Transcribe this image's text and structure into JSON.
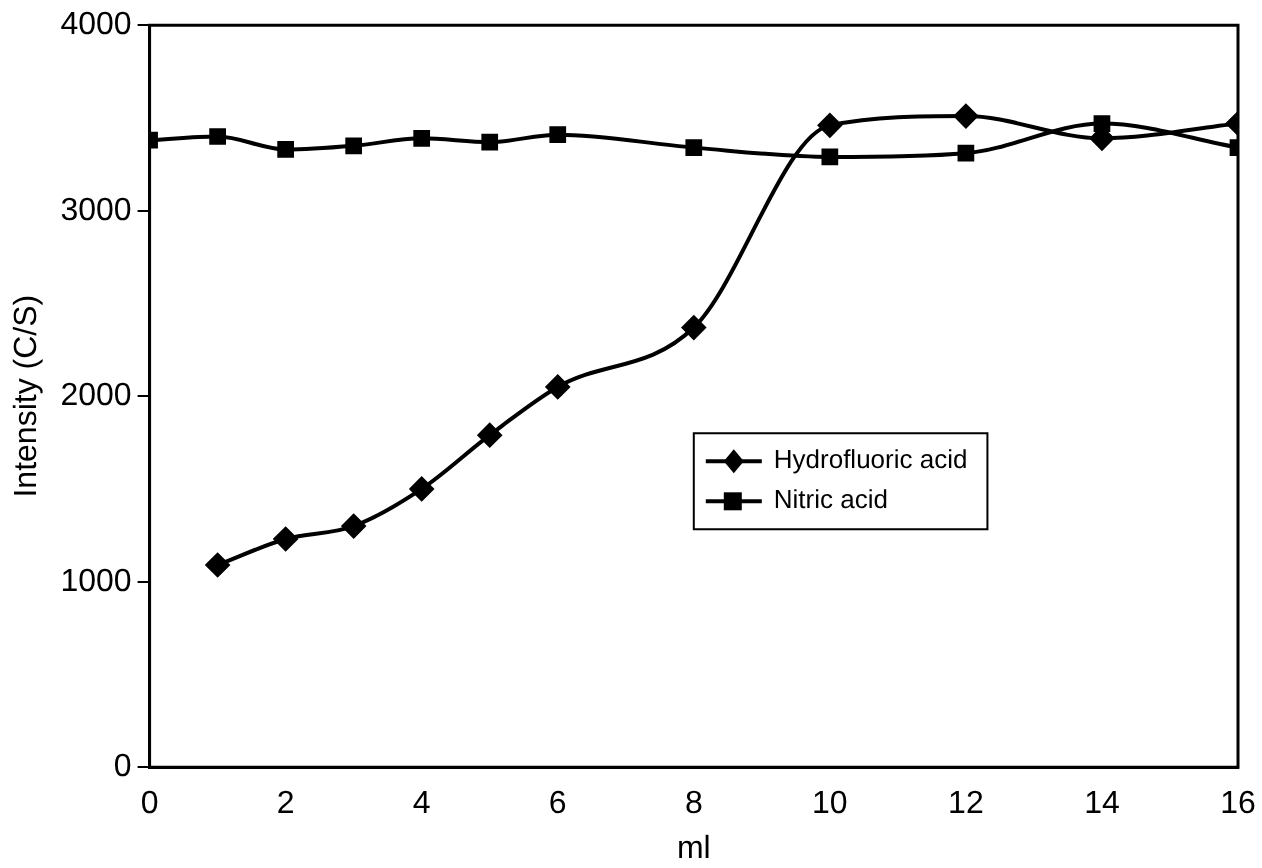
{
  "chart_data": {
    "type": "line",
    "xlabel": "ml",
    "ylabel": "Intensity (C/S)",
    "xlim": [
      0,
      16
    ],
    "xticks": [
      0,
      2,
      4,
      6,
      8,
      10,
      12,
      14,
      16
    ],
    "ylim": [
      0,
      4000
    ],
    "yticks": [
      0,
      1000,
      2000,
      3000,
      4000
    ],
    "grid": false,
    "legend": "right",
    "series": [
      {
        "name": "Hydrofluoric acid",
        "color": "#000000",
        "marker": "diamond",
        "x": [
          1,
          2,
          3,
          4,
          5,
          6,
          8,
          10,
          12,
          14,
          16
        ],
        "values": [
          1090,
          1230,
          1300,
          1500,
          1790,
          2050,
          2370,
          3460,
          3510,
          3390,
          3470
        ]
      },
      {
        "name": "Nitric acid",
        "color": "#000000",
        "marker": "square",
        "x": [
          0,
          1,
          2,
          3,
          4,
          5,
          6,
          8,
          10,
          12,
          14,
          16
        ],
        "values": [
          3380,
          3400,
          3330,
          3350,
          3390,
          3370,
          3410,
          3340,
          3290,
          3310,
          3470,
          3340
        ]
      }
    ]
  }
}
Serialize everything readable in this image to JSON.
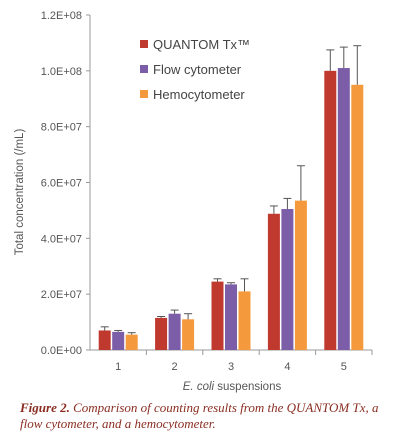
——
* JOB: Look through the data and gather every line with the string "JSON" in it.

* WRITTEN ANSWER:
Transcribe this image's text and structure into JSON.
Serialize everything readable in this image to JSON.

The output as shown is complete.